▶ _Your goal_:
Copy, in full, each line of the material that holds the word "watermark".

▶ _Data to process_:
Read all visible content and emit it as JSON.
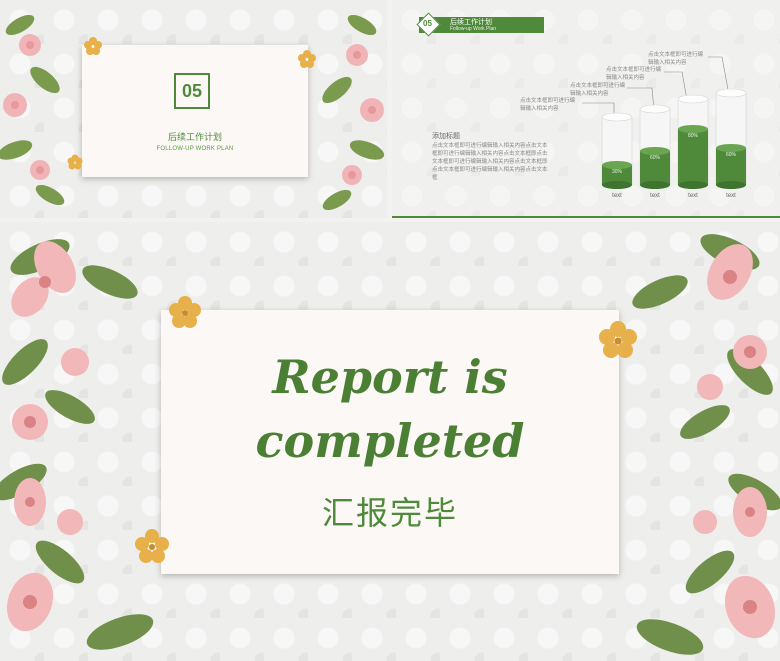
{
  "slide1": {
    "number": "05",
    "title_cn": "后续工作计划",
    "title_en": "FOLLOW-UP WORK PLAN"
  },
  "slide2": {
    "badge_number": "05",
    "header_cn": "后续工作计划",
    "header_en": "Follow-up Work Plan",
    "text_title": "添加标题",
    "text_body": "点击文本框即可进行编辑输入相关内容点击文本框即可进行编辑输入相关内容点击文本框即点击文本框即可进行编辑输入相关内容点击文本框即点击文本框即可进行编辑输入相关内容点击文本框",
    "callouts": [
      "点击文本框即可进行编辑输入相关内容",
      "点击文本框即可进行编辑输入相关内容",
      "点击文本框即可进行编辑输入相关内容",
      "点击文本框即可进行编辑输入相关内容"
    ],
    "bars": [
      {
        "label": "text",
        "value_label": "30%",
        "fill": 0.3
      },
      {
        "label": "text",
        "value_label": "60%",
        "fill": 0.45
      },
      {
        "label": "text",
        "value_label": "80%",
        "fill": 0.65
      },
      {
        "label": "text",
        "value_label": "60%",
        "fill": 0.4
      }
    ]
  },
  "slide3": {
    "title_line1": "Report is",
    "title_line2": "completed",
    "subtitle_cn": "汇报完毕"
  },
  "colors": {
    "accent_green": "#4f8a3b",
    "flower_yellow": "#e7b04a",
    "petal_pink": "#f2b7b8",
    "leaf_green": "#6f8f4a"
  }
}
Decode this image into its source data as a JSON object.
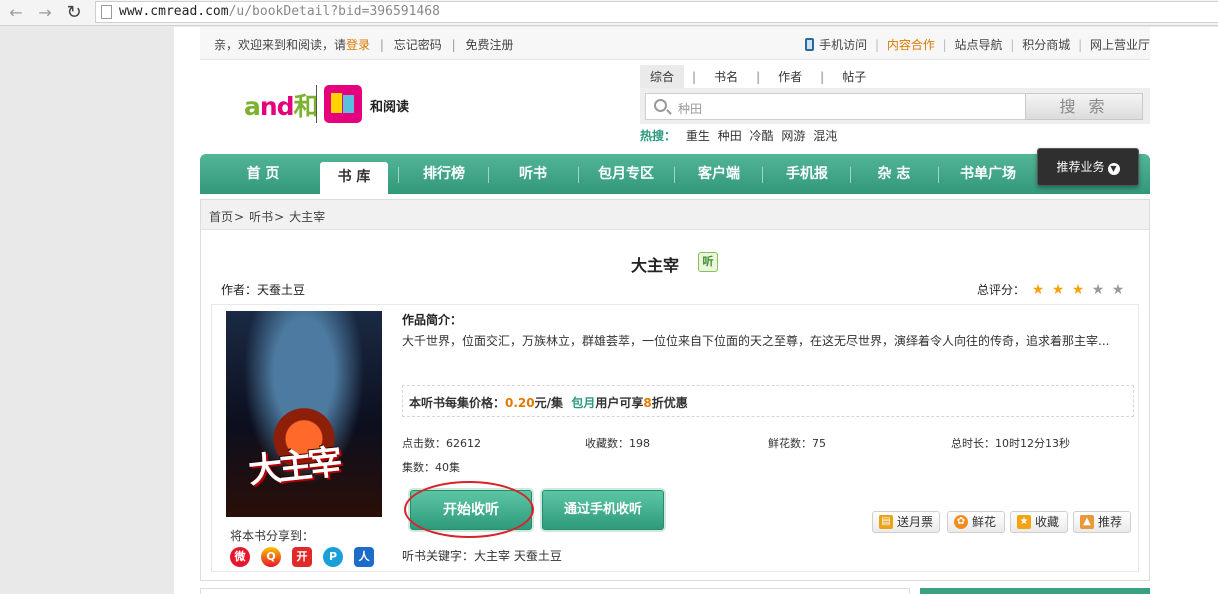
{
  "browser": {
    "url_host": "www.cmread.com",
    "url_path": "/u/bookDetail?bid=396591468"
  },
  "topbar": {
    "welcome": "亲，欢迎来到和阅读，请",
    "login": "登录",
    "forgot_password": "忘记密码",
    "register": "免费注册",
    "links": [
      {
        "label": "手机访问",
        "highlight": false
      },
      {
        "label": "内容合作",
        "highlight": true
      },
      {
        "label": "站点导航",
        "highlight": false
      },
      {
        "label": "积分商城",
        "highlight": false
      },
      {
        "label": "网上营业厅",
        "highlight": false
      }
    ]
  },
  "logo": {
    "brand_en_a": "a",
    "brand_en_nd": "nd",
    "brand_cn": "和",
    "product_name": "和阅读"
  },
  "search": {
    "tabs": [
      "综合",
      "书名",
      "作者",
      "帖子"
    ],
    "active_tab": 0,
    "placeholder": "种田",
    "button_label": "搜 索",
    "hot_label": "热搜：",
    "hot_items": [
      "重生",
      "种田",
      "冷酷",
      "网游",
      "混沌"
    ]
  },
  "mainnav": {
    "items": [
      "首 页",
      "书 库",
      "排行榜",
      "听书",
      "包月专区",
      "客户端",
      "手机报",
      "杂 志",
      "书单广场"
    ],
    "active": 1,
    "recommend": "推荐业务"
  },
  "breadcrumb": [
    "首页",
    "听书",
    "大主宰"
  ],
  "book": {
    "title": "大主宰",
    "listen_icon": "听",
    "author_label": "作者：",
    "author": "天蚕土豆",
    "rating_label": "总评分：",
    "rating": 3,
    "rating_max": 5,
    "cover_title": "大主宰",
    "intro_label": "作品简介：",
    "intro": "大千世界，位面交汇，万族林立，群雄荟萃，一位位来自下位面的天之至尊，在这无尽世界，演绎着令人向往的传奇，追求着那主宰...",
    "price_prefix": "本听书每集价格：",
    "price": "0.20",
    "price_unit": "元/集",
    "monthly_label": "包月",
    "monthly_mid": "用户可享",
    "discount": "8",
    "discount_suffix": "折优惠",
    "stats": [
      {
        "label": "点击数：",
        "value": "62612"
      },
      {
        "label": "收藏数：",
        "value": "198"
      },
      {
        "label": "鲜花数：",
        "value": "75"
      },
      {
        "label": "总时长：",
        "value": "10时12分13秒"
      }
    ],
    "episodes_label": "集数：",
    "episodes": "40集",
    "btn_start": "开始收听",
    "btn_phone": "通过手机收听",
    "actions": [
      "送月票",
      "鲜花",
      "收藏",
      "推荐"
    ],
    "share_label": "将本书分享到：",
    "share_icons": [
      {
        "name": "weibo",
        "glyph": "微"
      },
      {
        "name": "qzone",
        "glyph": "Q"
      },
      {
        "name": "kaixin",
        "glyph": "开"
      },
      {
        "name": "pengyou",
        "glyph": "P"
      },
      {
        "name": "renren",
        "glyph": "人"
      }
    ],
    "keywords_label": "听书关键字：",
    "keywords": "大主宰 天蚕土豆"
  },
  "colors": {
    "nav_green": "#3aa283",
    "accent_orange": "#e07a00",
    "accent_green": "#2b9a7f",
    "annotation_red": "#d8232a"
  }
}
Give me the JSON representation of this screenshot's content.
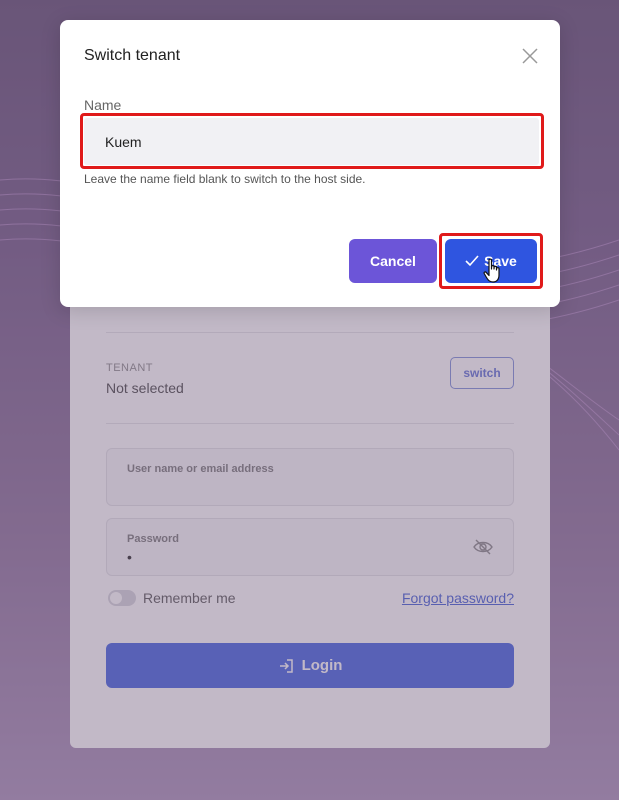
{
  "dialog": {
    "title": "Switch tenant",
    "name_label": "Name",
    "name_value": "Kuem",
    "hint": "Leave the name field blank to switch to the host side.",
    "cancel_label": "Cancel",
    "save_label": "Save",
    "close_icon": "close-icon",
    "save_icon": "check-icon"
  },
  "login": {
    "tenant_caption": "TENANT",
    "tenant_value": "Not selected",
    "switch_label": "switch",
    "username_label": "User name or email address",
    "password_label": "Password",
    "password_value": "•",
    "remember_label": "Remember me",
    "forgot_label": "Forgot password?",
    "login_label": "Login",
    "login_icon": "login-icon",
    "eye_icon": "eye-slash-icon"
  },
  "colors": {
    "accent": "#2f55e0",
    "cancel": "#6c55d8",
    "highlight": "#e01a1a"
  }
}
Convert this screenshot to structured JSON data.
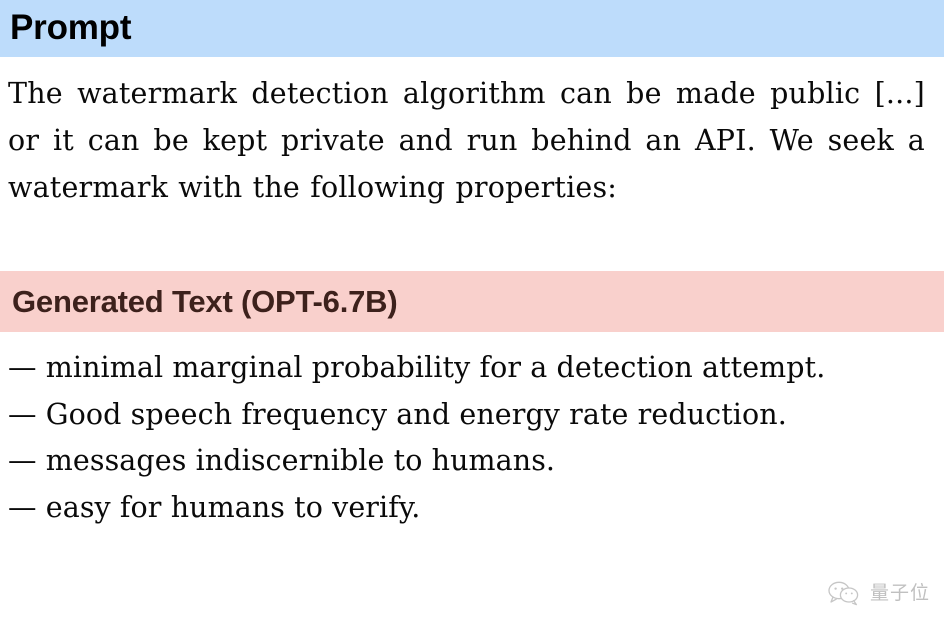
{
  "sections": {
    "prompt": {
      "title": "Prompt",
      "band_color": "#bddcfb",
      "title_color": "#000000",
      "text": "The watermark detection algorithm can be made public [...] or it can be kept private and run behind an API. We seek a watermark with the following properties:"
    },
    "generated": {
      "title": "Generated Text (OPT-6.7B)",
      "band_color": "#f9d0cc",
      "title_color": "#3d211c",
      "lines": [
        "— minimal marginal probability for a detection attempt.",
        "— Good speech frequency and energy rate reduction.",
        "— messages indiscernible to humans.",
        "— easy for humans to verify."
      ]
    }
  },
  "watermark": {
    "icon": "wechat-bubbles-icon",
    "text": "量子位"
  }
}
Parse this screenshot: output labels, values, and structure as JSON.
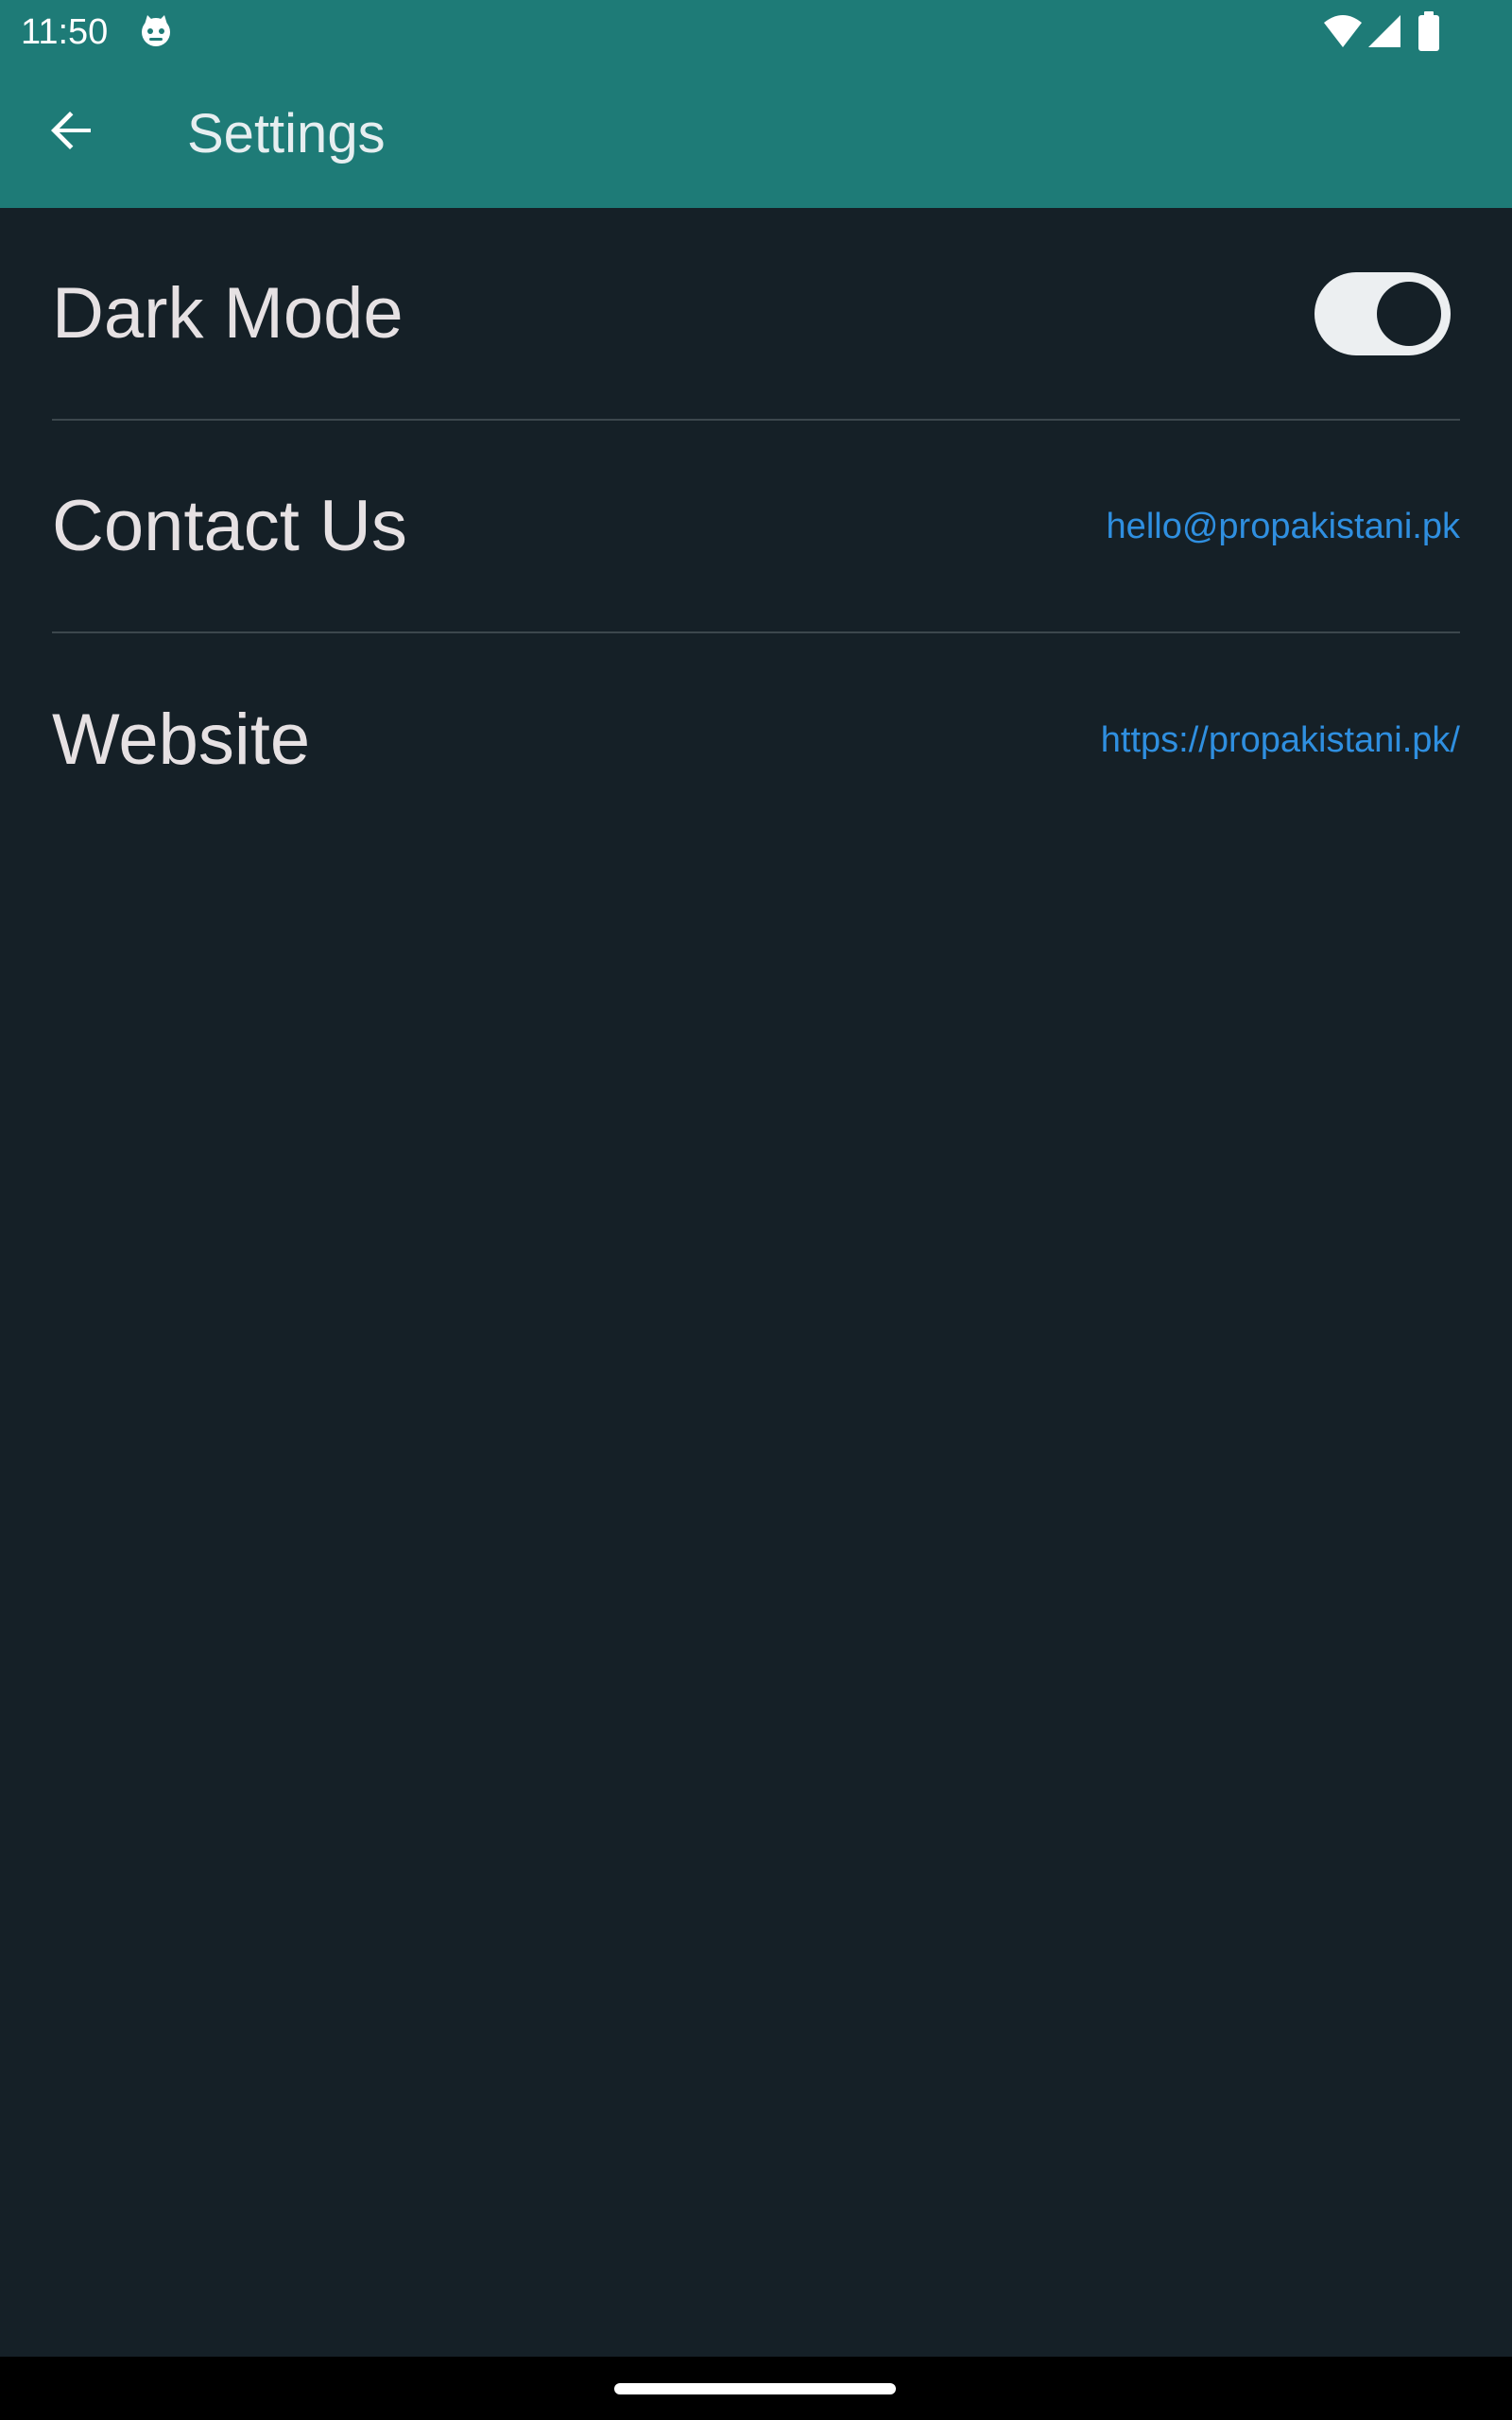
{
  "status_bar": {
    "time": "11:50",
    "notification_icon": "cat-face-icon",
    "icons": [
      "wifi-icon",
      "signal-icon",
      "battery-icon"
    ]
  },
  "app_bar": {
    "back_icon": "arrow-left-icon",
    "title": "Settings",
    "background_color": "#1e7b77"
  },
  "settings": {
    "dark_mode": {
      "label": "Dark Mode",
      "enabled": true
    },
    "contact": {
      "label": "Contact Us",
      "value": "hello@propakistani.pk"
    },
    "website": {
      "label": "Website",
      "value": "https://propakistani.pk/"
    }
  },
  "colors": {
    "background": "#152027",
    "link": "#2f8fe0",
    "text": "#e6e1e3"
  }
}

▶ _Full output_:
      "text": "The watermark detection algorithm can be made public [...] or it can be kept private and run behind an API. We seek a watermark with the following properties:"
  "watermark": {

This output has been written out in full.